§ INSTRUCTION
Transcribe the whole listing below without changing a word, but leave out every image.

** Start EXTRACTED MATERIAL **

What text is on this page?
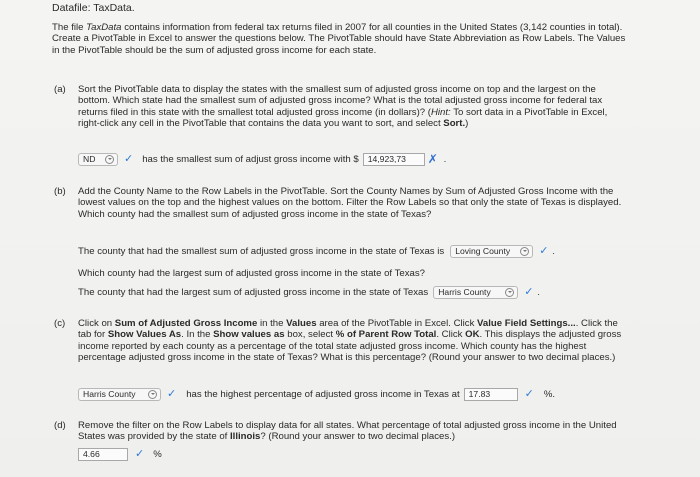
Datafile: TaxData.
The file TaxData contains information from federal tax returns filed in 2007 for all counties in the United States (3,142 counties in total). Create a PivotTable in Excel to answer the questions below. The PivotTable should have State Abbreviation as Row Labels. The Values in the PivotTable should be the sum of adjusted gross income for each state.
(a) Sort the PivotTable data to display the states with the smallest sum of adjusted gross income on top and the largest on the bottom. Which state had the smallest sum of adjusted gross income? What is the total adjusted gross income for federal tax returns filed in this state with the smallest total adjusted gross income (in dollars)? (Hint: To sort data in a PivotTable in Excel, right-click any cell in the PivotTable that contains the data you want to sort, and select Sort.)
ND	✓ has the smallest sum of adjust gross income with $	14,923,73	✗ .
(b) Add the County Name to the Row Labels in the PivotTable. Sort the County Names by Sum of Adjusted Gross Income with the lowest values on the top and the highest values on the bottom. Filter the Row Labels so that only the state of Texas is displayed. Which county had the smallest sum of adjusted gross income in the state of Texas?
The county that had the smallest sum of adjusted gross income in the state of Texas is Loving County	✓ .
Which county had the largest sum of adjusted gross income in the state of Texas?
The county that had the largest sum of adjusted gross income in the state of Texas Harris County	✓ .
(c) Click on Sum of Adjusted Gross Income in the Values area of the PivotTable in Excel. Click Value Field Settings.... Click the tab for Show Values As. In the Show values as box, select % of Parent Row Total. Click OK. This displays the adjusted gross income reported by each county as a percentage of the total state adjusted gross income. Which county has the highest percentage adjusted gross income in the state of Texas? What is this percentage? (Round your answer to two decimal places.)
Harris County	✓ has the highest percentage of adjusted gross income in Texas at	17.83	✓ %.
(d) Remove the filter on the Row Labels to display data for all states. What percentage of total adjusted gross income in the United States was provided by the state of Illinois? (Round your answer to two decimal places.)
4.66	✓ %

** End EXTRACTED MATERIAL **

§ ANSWER TO THIS PROBLEM
What text is on this page?
Datafile: TaxData.
The file TaxData contains information from federal tax returns filed in 2007 for all counties in the United States (3,142 counties in total). Create a PivotTable in Excel to answer the questions below. The PivotTable should have State Abbreviation as Row Labels. The Values in the PivotTable should be the sum of adjusted gross income for each state.
(a) Sort the PivotTable data to display the states with the smallest sum of adjusted gross income on top and the largest on the bottom. Which state had the smallest sum of adjusted gross income? What is the total adjusted gross income for federal tax returns filed in this state with the smallest total adjusted gross income (in dollars)? (Hint: To sort data in a PivotTable in Excel, right-click any cell in the PivotTable that contains the data you want to sort, and select Sort.)
ND	✓ has the smallest sum of adjust gross income with $	14,923,73	✗ .
(b) Add the County Name to the Row Labels in the PivotTable. Sort the County Names by Sum of Adjusted Gross Income with the lowest values on the top and the highest values on the bottom. Filter the Row Labels so that only the state of Texas is displayed. Which county had the smallest sum of adjusted gross income in the state of Texas?
The county that had the smallest sum of adjusted gross income in the state of Texas is Loving County	✓ .
Which county had the largest sum of adjusted gross income in the state of Texas?
The county that had the largest sum of adjusted gross income in the state of Texas Harris County	✓ .
(c) Click on Sum of Adjusted Gross Income in the Values area of the PivotTable in Excel. Click Value Field Settings.... Click the tab for Show Values As. In the Show values as box, select % of Parent Row Total. Click OK. This displays the adjusted gross income reported by each county as a percentage of the total state adjusted gross income. Which county has the highest percentage adjusted gross income in the state of Texas? What is this percentage? (Round your answer to two decimal places.)
Harris County	✓ has the highest percentage of adjusted gross income in Texas at	17.83	✓ %.
(d) Remove the filter on the Row Labels to display data for all states. What percentage of total adjusted gross income in the United States was provided by the state of Illinois? (Round your answer to two decimal places.)
4.66	✓ %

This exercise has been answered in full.